**Recorded data:**
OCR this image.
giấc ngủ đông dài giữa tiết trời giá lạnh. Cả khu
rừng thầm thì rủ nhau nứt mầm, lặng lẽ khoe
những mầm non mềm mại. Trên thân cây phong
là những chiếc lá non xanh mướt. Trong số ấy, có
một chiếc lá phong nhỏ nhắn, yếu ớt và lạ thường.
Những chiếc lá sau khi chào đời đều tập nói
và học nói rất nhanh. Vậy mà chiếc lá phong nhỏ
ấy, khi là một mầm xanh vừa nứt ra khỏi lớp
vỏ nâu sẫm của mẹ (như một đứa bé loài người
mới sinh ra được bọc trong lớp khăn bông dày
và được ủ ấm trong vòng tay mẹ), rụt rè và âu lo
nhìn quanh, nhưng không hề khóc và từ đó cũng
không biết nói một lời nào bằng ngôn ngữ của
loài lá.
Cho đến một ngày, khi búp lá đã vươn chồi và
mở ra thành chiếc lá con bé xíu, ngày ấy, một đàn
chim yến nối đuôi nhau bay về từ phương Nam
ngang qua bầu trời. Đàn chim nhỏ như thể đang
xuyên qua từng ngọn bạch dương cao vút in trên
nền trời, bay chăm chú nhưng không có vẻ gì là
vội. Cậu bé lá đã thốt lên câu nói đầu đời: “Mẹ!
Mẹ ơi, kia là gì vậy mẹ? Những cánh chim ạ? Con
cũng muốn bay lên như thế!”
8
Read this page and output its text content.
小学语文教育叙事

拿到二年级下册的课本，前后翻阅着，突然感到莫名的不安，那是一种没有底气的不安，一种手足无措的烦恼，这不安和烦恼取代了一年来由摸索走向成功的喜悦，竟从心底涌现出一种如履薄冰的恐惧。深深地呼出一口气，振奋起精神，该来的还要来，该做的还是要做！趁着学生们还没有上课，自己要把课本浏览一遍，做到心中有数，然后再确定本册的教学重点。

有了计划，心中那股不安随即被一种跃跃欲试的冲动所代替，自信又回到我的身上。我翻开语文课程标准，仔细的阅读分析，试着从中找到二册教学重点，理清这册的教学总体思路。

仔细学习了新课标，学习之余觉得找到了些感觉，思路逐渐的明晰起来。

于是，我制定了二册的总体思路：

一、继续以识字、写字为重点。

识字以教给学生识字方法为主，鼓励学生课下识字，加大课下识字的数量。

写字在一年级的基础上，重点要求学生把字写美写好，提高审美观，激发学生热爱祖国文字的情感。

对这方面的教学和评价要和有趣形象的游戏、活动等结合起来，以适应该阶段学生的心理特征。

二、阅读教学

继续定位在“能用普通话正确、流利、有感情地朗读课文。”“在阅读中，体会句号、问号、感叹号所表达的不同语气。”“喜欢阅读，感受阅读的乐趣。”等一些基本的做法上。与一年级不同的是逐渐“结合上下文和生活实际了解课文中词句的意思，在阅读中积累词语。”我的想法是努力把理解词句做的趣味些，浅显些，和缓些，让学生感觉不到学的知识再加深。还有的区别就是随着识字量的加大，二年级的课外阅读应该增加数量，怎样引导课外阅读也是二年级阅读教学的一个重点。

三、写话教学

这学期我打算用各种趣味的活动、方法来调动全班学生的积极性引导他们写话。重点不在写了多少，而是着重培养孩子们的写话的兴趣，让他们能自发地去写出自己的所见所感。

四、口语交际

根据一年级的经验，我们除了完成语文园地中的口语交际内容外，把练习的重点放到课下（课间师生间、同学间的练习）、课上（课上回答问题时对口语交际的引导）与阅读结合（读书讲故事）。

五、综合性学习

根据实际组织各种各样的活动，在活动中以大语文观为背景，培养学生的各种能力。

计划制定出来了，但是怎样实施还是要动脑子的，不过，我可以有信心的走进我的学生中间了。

**Your goal:** Repeat, word for word, every line from the line that contains "Read this page and output its text content." to the end of the entries; include both of those lines and no others.

**Written answer:**
Read this page and output its text content.
小学语文教育叙事

拿到二年级下册的课本，前后翻阅着，突然感到莫名的不安，那是一种没有底气的不安，一种手足无措的烦恼，这不安和烦恼取代了一年来由摸索走向成功的喜悦，竟从心底涌现出一种如履薄冰的恐惧。深深地呼出一口气，振奋起精神，该来的还要来，该做的还是要做！趁着学生们还没有上课，自己要把课本浏览一遍，做到心中有数，然后再确定本册的教学重点。

有了计划，心中那股不安随即被一种跃跃欲试的冲动所代替，自信又回到我的身上。我翻开语文课程标准，仔细的阅读分析，试着从中找到二册教学重点，理清这册的教学总体思路。

仔细学习了新课标，学习之余觉得找到了些感觉，思路逐渐的明晰起来。

于是，我制定了二册的总体思路：

一、继续以识字、写字为重点。

识字以教给学生识字方法为主，鼓励学生课下识字，加大课下识字的数量。

写字在一年级的基础上，重点要求学生把字写美写好，提高审美观，激发学生热爱祖国文字的情感。

对这方面的教学和评价要和有趣形象的游戏、活动等结合起来，以适应该阶段学生的心理特征。

二、阅读教学

继续定位在“能用普通话正确、流利、有感情地朗读课文。”“在阅读中，体会句号、问号、感叹号所表达的不同语气。”“喜欢阅读，感受阅读的乐趣。”等一些基本的做法上。与一年级不同的是逐渐“结合上下文和生活实际了解课文中词句的意思，在阅读中积累词语。”我的想法是努力把理解词句做的趣味些，浅显些，和缓些，让学生感觉不到学的知识再加深。还有的区别就是随着识字量的加大，二年级的课外阅读应该增加数量，怎样引导课外阅读也是二年级阅读教学的一个重点。

三、写话教学

这学期我打算用各种趣味的活动、方法来调动全班学生的积极性引导他们写话。重点不在写了多少，而是着重培养孩子们的写话的兴趣，让他们能自发地去写出自己的所见所感。

四、口语交际

根据一年级的经验，我们除了完成语文园地中的口语交际内容外，把练习的重点放到课下（课间师生间、同学间的练习）、课上（课上回答问题时对口语交际的引导）与阅读结合（读书讲故事）。

五、综合性学习

根据实际组织各种各样的活动，在活动中以大语文观为背景，培养学生的各种能力。

计划制定出来了，但是怎样实施还是要动脑子的，不过，我可以有信心的走进我的学生中间了。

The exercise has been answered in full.